**PAGE:**
-=-=-=-=-

The Mysterious Gentleman, Courtyard Theatre


Is there life after death? Do our lives follow paths we create, or are they set out by powers beyond our reckoning? Is immortality within our grasp, and if so at what cost? These are the questions posed in The Mysterious Gentleman, which charts the career of stage magician John Nevil Maskelyne, in this, the centenary year of his death. Although the play cannot hope to provide any definitive answers, it does at least give us some insight into why we might be asking them in the first place.

The play opens at a pivotal moment in Maskelyne’s life. An engineer and amateur magician, he stages a show recreating the claimed spiritual manifestations of the Davenport Brothers. From its success he launches his own career as a stage illusionist, with the assistance of his close friend George Cooke. A touring show of the provinces leads to a 31-year stint at the Egyptian Hall on London’s Regent Street. There is a sense of Jules Verne to the first act, of two gentlemen setting out on a remarkable adventure together, but all under the silent watch of an invisible, masked figure, the mysterious gentleman of the title.

Andrew Thorn portrays Maskelyne’s complexity well, the character’s amateurism that, through his drive to bring truth and wonder to the masses, gives way to a strange optimistic naivety. His ongoing battles in the press and on stage with spiritists bring him and Dave Short’s Cooke close to ruin, and it seems only John Nevil’s assurance that there is no such thing as bad publicity that sees the pair through.

-=-=-=-=-

**INFORMATION SUPPLIED:**
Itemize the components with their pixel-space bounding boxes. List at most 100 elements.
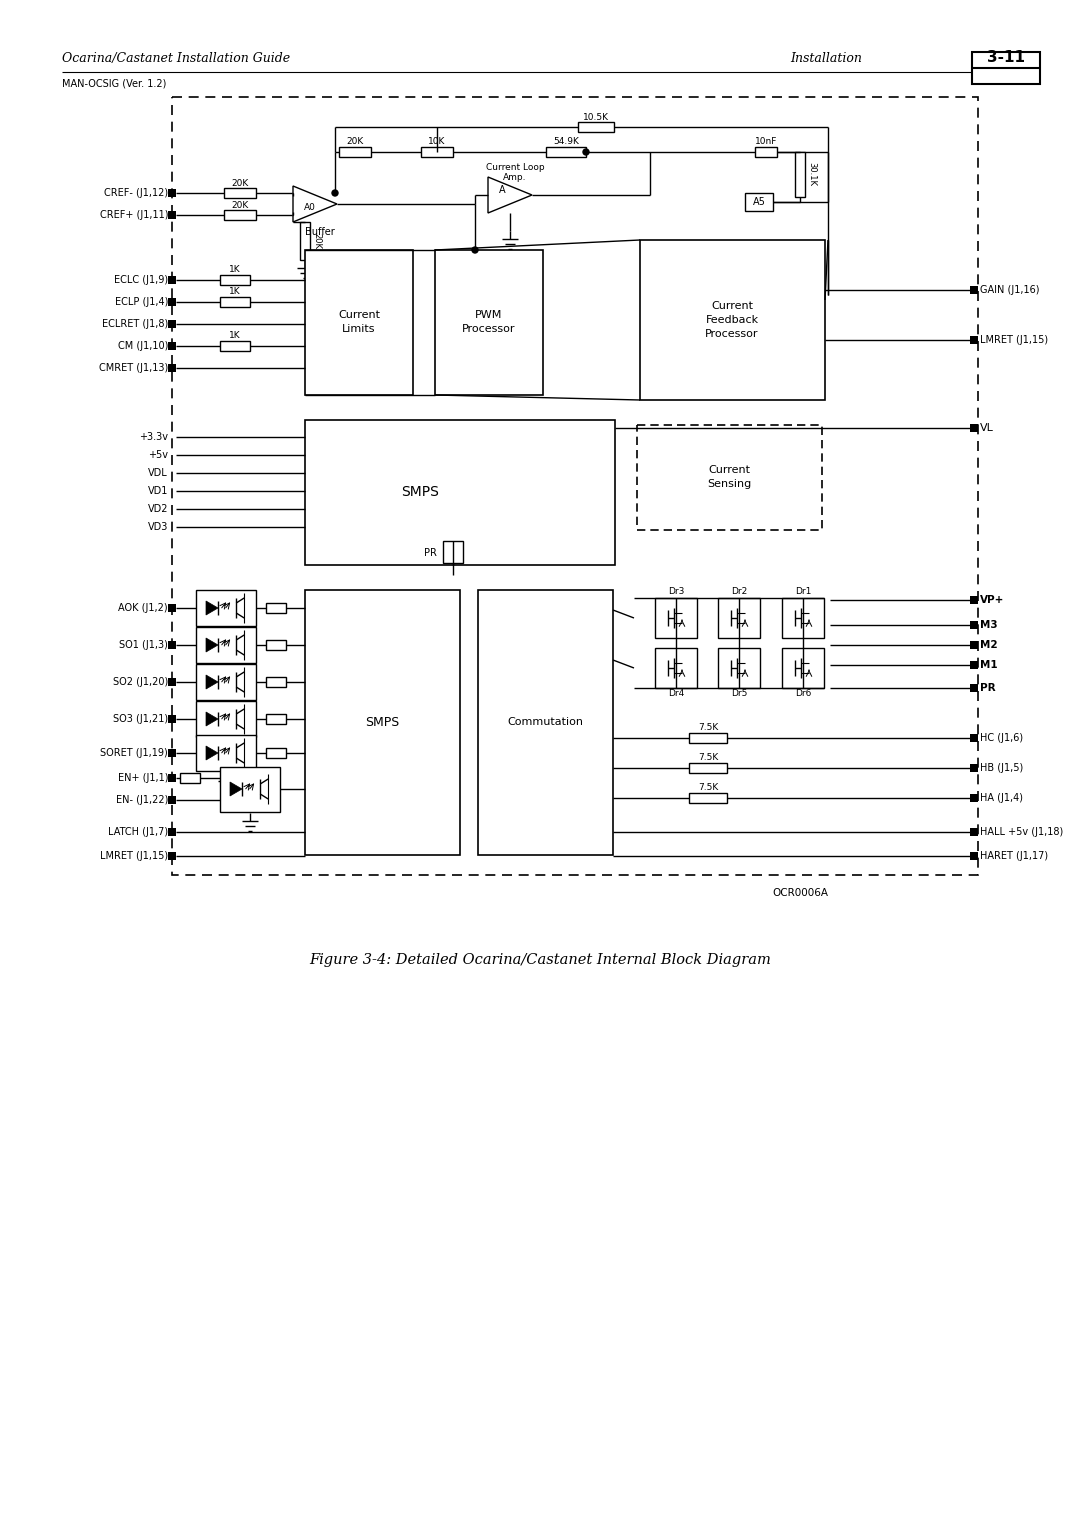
Polygon shape [206, 675, 218, 689]
Bar [266, 604, 286, 613]
Text: 7.5K: 7.5K [698, 784, 718, 793]
Text: HC (J1,6): HC (J1,6) [980, 733, 1023, 743]
Text: SO1 (J1,3): SO1 (J1,3) [119, 640, 168, 649]
Bar [220, 275, 249, 286]
Bar [970, 828, 978, 836]
Bar [220, 341, 249, 351]
Text: A: A [499, 185, 505, 196]
Text: LMRET (J1,15): LMRET (J1,15) [99, 851, 168, 860]
Bar [970, 853, 978, 860]
Text: +3.3v: +3.3v [139, 432, 168, 442]
Text: A0: A0 [305, 203, 316, 211]
Bar [718, 648, 760, 688]
Bar [195, 735, 256, 772]
Bar [195, 590, 256, 626]
Bar [266, 677, 286, 688]
Bar [266, 640, 286, 649]
Bar [168, 604, 176, 613]
Text: Dr3: Dr3 [667, 587, 685, 596]
Bar [970, 423, 978, 432]
Text: Current: Current [338, 310, 380, 319]
Text: GAIN (J1,16): GAIN (J1,16) [980, 286, 1039, 295]
Text: Installation: Installation [789, 52, 862, 66]
Text: Processor: Processor [462, 324, 516, 335]
Bar [339, 147, 372, 157]
Bar [689, 733, 727, 743]
Text: 20K: 20K [347, 138, 364, 147]
Bar [168, 642, 176, 649]
Bar [224, 188, 256, 199]
Bar [266, 749, 286, 758]
Bar [970, 642, 978, 649]
Bar [168, 189, 176, 197]
Text: LATCH (J1,7): LATCH (J1,7) [108, 827, 168, 837]
Bar [305, 590, 460, 856]
Bar [168, 277, 176, 284]
Text: 1K: 1K [229, 266, 241, 275]
Bar [168, 775, 176, 782]
Text: PR: PR [980, 683, 996, 694]
Text: SORET (J1,19): SORET (J1,19) [100, 749, 168, 758]
Text: 7.5K: 7.5K [698, 723, 718, 732]
Bar [654, 597, 697, 639]
Circle shape [332, 189, 338, 196]
Text: VL: VL [980, 423, 994, 432]
Text: ECLRET (J1,8): ECLRET (J1,8) [102, 319, 168, 329]
Bar [654, 648, 697, 688]
Text: 20K: 20K [231, 179, 248, 188]
Bar [180, 773, 200, 782]
Text: VD2: VD2 [148, 504, 168, 513]
Text: Amp.: Amp. [503, 173, 527, 182]
Text: Current: Current [711, 301, 753, 312]
Text: SO3 (J1,21): SO3 (J1,21) [113, 714, 168, 724]
Bar [195, 701, 256, 736]
Text: +5v: +5v [148, 451, 168, 460]
Bar [168, 715, 176, 723]
Text: VD3: VD3 [148, 523, 168, 532]
Bar [546, 147, 586, 157]
Bar [168, 853, 176, 860]
Text: Dr5: Dr5 [731, 689, 747, 698]
Bar [970, 764, 978, 772]
Bar [755, 147, 777, 157]
Bar [970, 733, 978, 743]
Bar [220, 767, 280, 811]
Bar [689, 793, 727, 804]
Bar [168, 342, 176, 350]
Bar [782, 648, 824, 688]
Text: Current Loop: Current Loop [486, 162, 544, 171]
Bar [970, 662, 978, 669]
Text: 54.9K: 54.9K [553, 138, 579, 147]
Text: Current: Current [708, 465, 750, 475]
Text: SMPS: SMPS [401, 484, 438, 500]
Circle shape [583, 150, 589, 154]
Bar [224, 209, 256, 220]
Bar [637, 425, 822, 530]
Text: SMPS: SMPS [365, 715, 400, 729]
Bar [689, 762, 727, 773]
Text: Figure 3-4: Detailed Ocarina/Castanet Internal Block Diagram: Figure 3-4: Detailed Ocarina/Castanet In… [309, 953, 771, 967]
Bar [168, 749, 176, 756]
Polygon shape [206, 601, 218, 614]
Text: SO2 (J1,20): SO2 (J1,20) [112, 677, 168, 688]
Bar [305, 251, 413, 396]
Bar [168, 828, 176, 836]
Text: VP+: VP+ [980, 594, 1004, 605]
Text: Commutation: Commutation [507, 717, 583, 727]
Bar [478, 590, 613, 856]
Text: Dr4: Dr4 [667, 689, 684, 698]
Text: A5: A5 [753, 197, 766, 206]
Text: CREF- (J1,12): CREF- (J1,12) [104, 188, 168, 199]
Text: CM (J1,10): CM (J1,10) [118, 341, 168, 351]
Text: 3-11: 3-11 [987, 50, 1025, 66]
Bar [305, 420, 615, 565]
Text: HB (J1,5): HB (J1,5) [980, 762, 1023, 773]
Bar [718, 597, 760, 639]
Text: OCR0006A: OCR0006A [772, 888, 828, 898]
Bar [970, 596, 978, 604]
Text: MAN-OCSIG (Ver. 1.2): MAN-OCSIG (Ver. 1.2) [62, 78, 166, 89]
Text: HA (J1,4): HA (J1,4) [980, 793, 1023, 804]
Bar [168, 796, 176, 804]
Bar [970, 620, 978, 630]
Bar [168, 319, 176, 329]
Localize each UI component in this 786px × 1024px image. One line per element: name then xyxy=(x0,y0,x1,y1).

-=-=-=-=-

**GIVEN REQUEST 1:** According to the review of The Mysterious Gentleman, where did Maskelyne spend his 31-year stint?
**GIVEN REQUEST 2:** Carry on writing the review of The Mysterious Gentleman, picking up right after its final sentence.

**RESULT 1:** At the Egyptian Hall on London's Regent Street.

**RESULT 2:**
Short’s performance is charming. An avuncular foil to Maskelyne, George tempers the man’s excesses, yet allows himself to be pushed a little further into risks he would never consider alone. It is testament both to Jarek Adams script and Short’s portrayal that, when he fades from view, the moment is genuinely saddening. We share in John Nevil’s sense of loss throughout the second act.

The hole George leaves is, in the production at least, ably filled by Josh Harper, whose sensitive portrayal of Nevil, Maskelyne’s son, shows us a fragile young man lost in his own feelings of inadequacy as he attempts to take on the old man’s duties and prove himself to his father.

The play is written with a gentle wit, be it in the friendly chiding between George and Maskelyne, John Nevil’s contemplation that his lasting legacy will have more to do with public conveniences than conjury, or his delight at being described as a self-publicist. It does not shy away from its undertaking though. Maskelyne is introduced to us as a sceptic, but what drives his scepticism is a powerful desire not merely to believe in a hereafter, but to know it exists.

A career of more than fifty years is squeezed into the space of about ninety minutes, and at times it feels a little lost. Cooke and Maskelyne go from struggling would-be artists to enormously successful personalities, but that sense of success never quite seems to make itself known, save for newspaper notices and spiritualist challenges. Maskelyne’s decline, however, and his apparent descent into madness, through paranoia about losing his edge to younger magicians, and his scepticism crumbling as he approaches death, is delivered with strength and conviction.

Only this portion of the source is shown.